---------- Material supplied ----------

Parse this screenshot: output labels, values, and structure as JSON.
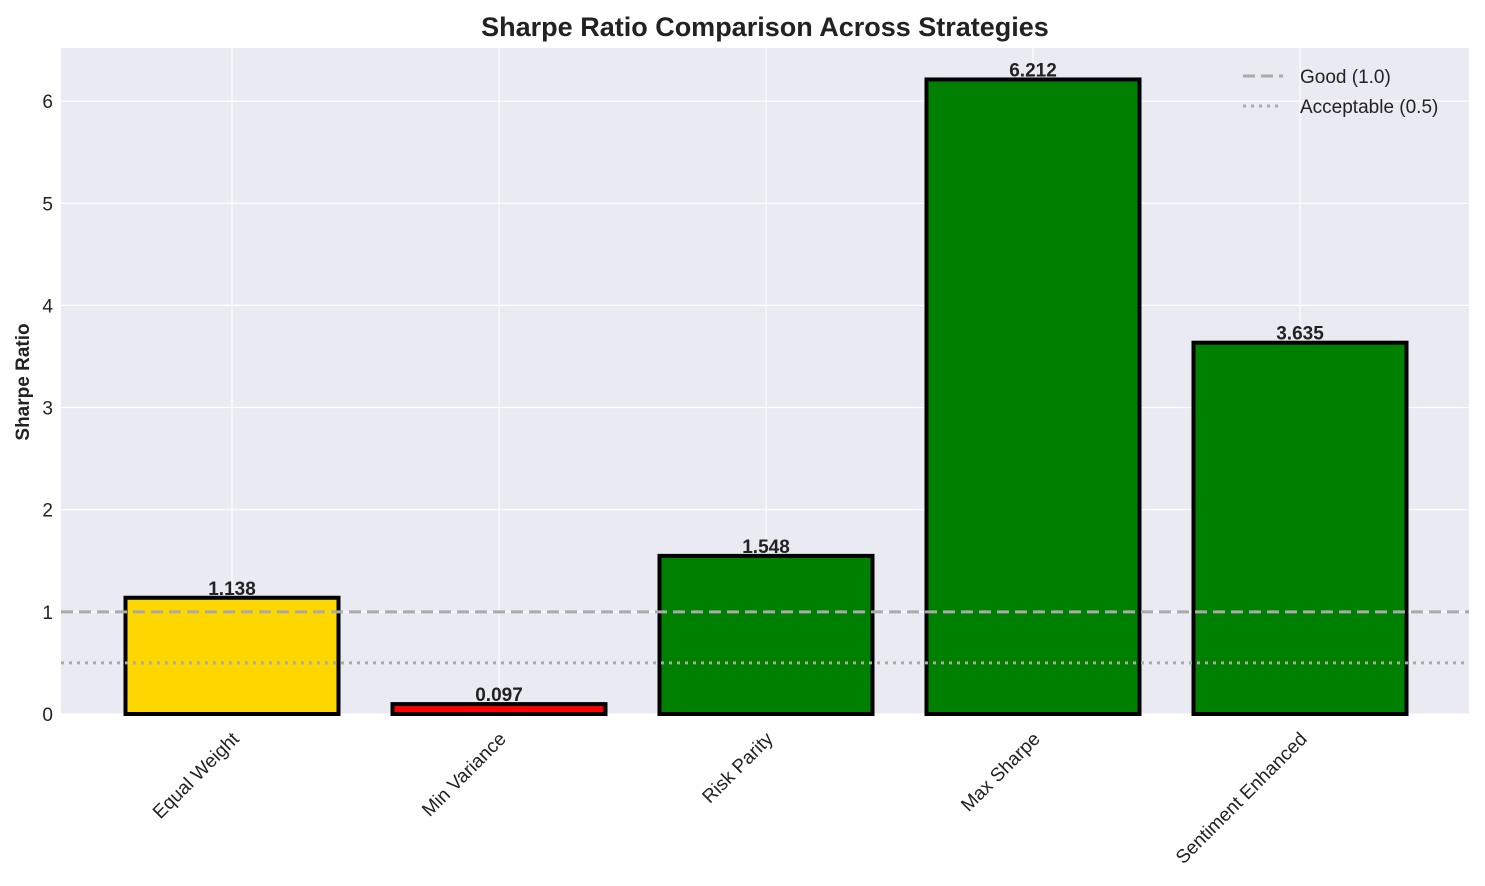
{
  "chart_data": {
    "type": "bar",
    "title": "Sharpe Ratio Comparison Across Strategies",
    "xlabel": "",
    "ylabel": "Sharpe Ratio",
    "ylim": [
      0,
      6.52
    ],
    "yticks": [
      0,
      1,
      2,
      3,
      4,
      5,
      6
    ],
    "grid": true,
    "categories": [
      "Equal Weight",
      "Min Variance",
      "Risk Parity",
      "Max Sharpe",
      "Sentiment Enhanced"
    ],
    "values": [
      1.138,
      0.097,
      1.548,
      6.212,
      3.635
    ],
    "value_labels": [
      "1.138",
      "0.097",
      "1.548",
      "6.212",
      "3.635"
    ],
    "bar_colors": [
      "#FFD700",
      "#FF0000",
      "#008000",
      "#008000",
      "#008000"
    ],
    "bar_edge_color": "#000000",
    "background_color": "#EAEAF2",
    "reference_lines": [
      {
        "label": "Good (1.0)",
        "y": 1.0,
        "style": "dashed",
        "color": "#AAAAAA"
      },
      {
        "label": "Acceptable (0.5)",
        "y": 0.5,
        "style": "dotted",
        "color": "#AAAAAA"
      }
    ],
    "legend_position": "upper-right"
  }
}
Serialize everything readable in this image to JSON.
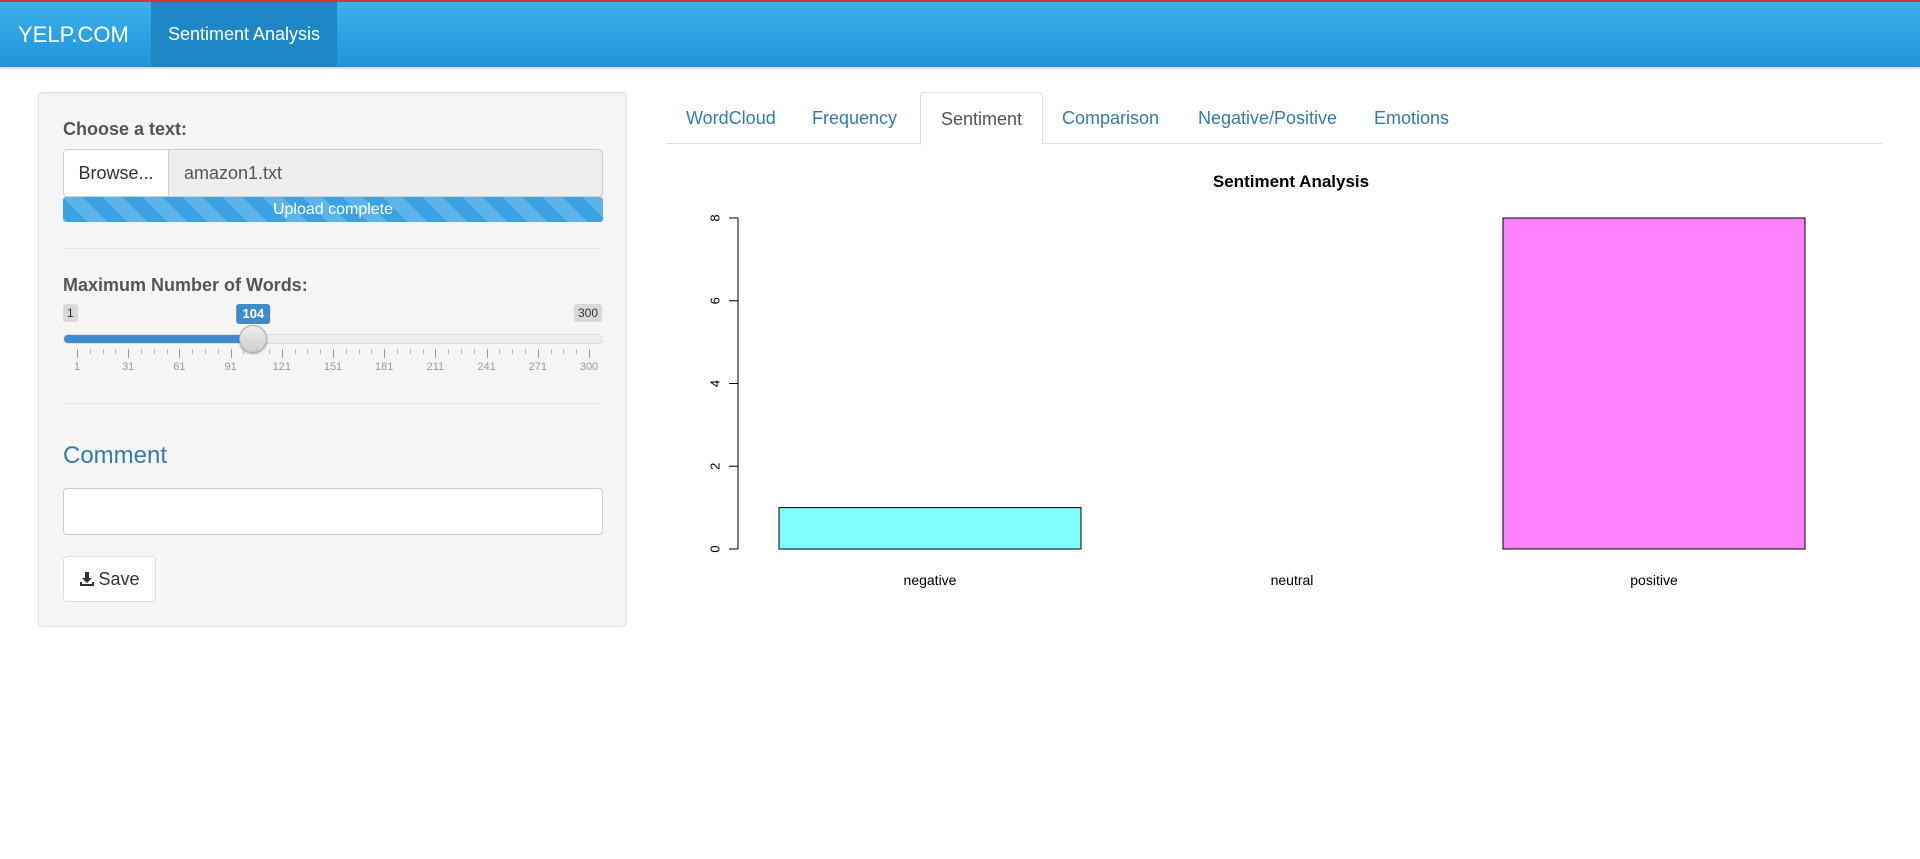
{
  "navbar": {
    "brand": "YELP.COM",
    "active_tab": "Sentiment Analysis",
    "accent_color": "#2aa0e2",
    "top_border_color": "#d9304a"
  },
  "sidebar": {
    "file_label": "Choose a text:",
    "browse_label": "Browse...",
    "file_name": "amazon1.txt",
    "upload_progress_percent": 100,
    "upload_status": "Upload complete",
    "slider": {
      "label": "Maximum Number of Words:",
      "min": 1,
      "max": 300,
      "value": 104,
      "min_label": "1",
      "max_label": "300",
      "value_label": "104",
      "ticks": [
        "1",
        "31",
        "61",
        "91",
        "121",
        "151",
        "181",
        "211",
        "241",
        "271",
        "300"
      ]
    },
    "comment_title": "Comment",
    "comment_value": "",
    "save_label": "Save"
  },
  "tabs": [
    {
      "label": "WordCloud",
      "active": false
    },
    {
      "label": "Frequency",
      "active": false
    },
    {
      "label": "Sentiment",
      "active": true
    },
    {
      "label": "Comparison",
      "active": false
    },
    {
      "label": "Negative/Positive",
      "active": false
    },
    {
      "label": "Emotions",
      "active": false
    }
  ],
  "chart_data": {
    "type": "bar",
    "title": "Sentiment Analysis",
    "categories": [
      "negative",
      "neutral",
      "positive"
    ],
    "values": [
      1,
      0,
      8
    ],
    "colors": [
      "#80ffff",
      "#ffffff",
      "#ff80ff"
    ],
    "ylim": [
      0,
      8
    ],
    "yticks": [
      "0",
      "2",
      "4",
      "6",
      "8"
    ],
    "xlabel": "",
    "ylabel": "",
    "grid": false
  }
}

----------

» Directions
Reply with one number only, the count of lines above that hold the string "this".

» Task solution
2